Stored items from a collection
┄┄┄┄┄┄┄┄┄┄┄┄┄┄┄┄┄┄┄┄
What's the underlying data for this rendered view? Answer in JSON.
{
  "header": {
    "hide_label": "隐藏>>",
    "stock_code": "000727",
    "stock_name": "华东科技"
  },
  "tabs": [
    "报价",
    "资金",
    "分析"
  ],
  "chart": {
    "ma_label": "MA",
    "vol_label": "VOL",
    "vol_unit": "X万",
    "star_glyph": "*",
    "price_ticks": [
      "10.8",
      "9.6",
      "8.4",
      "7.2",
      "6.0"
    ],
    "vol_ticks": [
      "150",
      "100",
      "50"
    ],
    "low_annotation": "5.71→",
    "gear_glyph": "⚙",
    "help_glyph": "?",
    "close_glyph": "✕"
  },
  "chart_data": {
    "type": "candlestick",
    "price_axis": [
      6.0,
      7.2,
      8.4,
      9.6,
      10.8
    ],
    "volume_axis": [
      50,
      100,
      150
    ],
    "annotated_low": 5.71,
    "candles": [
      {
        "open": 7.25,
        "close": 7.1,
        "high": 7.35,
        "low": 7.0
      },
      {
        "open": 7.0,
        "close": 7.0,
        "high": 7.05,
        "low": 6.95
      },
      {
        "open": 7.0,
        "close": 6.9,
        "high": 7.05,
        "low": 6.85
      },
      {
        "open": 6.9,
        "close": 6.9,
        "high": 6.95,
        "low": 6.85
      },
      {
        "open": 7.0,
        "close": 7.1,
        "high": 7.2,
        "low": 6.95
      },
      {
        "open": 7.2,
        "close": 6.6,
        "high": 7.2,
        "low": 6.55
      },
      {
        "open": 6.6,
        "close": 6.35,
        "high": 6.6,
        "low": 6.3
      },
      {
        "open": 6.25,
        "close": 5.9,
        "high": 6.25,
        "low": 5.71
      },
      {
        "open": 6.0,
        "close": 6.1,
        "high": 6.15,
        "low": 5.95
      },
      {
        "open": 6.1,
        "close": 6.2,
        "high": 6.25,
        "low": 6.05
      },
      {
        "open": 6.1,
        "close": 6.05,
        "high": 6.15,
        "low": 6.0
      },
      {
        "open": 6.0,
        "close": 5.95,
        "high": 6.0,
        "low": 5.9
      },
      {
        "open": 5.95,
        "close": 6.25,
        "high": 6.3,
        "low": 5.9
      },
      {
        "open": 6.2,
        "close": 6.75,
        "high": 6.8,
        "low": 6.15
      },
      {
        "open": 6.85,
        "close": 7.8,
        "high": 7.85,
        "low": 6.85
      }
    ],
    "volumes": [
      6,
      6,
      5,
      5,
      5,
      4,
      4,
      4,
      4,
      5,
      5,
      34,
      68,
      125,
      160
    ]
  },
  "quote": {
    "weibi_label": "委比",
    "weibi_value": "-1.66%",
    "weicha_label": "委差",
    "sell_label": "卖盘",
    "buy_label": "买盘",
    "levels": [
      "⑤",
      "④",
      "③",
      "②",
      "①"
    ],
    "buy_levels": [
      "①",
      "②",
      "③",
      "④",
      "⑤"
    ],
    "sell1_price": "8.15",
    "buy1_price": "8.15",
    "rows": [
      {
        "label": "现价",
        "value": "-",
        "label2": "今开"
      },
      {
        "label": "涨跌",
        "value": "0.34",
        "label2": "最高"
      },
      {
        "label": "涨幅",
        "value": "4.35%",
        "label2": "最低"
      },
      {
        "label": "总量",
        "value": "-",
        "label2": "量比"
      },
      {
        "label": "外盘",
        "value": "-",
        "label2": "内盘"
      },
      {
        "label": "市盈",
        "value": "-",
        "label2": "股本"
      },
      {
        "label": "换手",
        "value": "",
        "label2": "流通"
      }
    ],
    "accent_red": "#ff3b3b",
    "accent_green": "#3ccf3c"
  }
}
┄┄┄┄┄┄┄┄┄┄┄┄┄┄┄┄┄┄┄┄
PROBLEM DETAILS: Write out all the entries exactly.

TASK RESULT:
What's the underlying data for this rendered view? Answer in JSON.
{
  "header": {
    "hide_label": "隐藏>>",
    "stock_code": "000727",
    "stock_name": "华东科技"
  },
  "tabs": [
    "报价",
    "资金",
    "分析"
  ],
  "chart": {
    "ma_label": "MA",
    "vol_label": "VOL",
    "vol_unit": "X万",
    "star_glyph": "*",
    "price_ticks": [
      "10.8",
      "9.6",
      "8.4",
      "7.2",
      "6.0"
    ],
    "vol_ticks": [
      "150",
      "100",
      "50"
    ],
    "low_annotation": "5.71→",
    "gear_glyph": "⚙",
    "help_glyph": "?",
    "close_glyph": "✕"
  },
  "chart_data": {
    "type": "candlestick",
    "price_axis": [
      6.0,
      7.2,
      8.4,
      9.6,
      10.8
    ],
    "volume_axis": [
      50,
      100,
      150
    ],
    "annotated_low": 5.71,
    "candles": [
      {
        "open": 7.25,
        "close": 7.1,
        "high": 7.35,
        "low": 7.0
      },
      {
        "open": 7.0,
        "close": 7.0,
        "high": 7.05,
        "low": 6.95
      },
      {
        "open": 7.0,
        "close": 6.9,
        "high": 7.05,
        "low": 6.85
      },
      {
        "open": 6.9,
        "close": 6.9,
        "high": 6.95,
        "low": 6.85
      },
      {
        "open": 7.0,
        "close": 7.1,
        "high": 7.2,
        "low": 6.95
      },
      {
        "open": 7.2,
        "close": 6.6,
        "high": 7.2,
        "low": 6.55
      },
      {
        "open": 6.6,
        "close": 6.35,
        "high": 6.6,
        "low": 6.3
      },
      {
        "open": 6.25,
        "close": 5.9,
        "high": 6.25,
        "low": 5.71
      },
      {
        "open": 6.0,
        "close": 6.1,
        "high": 6.15,
        "low": 5.95
      },
      {
        "open": 6.1,
        "close": 6.2,
        "high": 6.25,
        "low": 6.05
      },
      {
        "open": 6.1,
        "close": 6.05,
        "high": 6.15,
        "low": 6.0
      },
      {
        "open": 6.0,
        "close": 5.95,
        "high": 6.0,
        "low": 5.9
      },
      {
        "open": 5.95,
        "close": 6.25,
        "high": 6.3,
        "low": 5.9
      },
      {
        "open": 6.2,
        "close": 6.75,
        "high": 6.8,
        "low": 6.15
      },
      {
        "open": 6.85,
        "close": 7.8,
        "high": 7.85,
        "low": 6.85
      }
    ],
    "volumes": [
      6,
      6,
      5,
      5,
      5,
      4,
      4,
      4,
      4,
      5,
      5,
      34,
      68,
      125,
      160
    ]
  },
  "quote": {
    "weibi_label": "委比",
    "weibi_value": "-1.66%",
    "weicha_label": "委差",
    "sell_label": "卖盘",
    "buy_label": "买盘",
    "levels": [
      "⑤",
      "④",
      "③",
      "②",
      "①"
    ],
    "buy_levels": [
      "①",
      "②",
      "③",
      "④",
      "⑤"
    ],
    "sell1_price": "8.15",
    "buy1_price": "8.15",
    "rows": [
      {
        "label": "现价",
        "value": "-",
        "label2": "今开"
      },
      {
        "label": "涨跌",
        "value": "0.34",
        "label2": "最高"
      },
      {
        "label": "涨幅",
        "value": "4.35%",
        "label2": "最低"
      },
      {
        "label": "总量",
        "value": "-",
        "label2": "量比"
      },
      {
        "label": "外盘",
        "value": "-",
        "label2": "内盘"
      },
      {
        "label": "市盈",
        "value": "-",
        "label2": "股本"
      },
      {
        "label": "换手",
        "value": "",
        "label2": "流通"
      }
    ],
    "accent_red": "#ff3b3b",
    "accent_green": "#3ccf3c"
  }
}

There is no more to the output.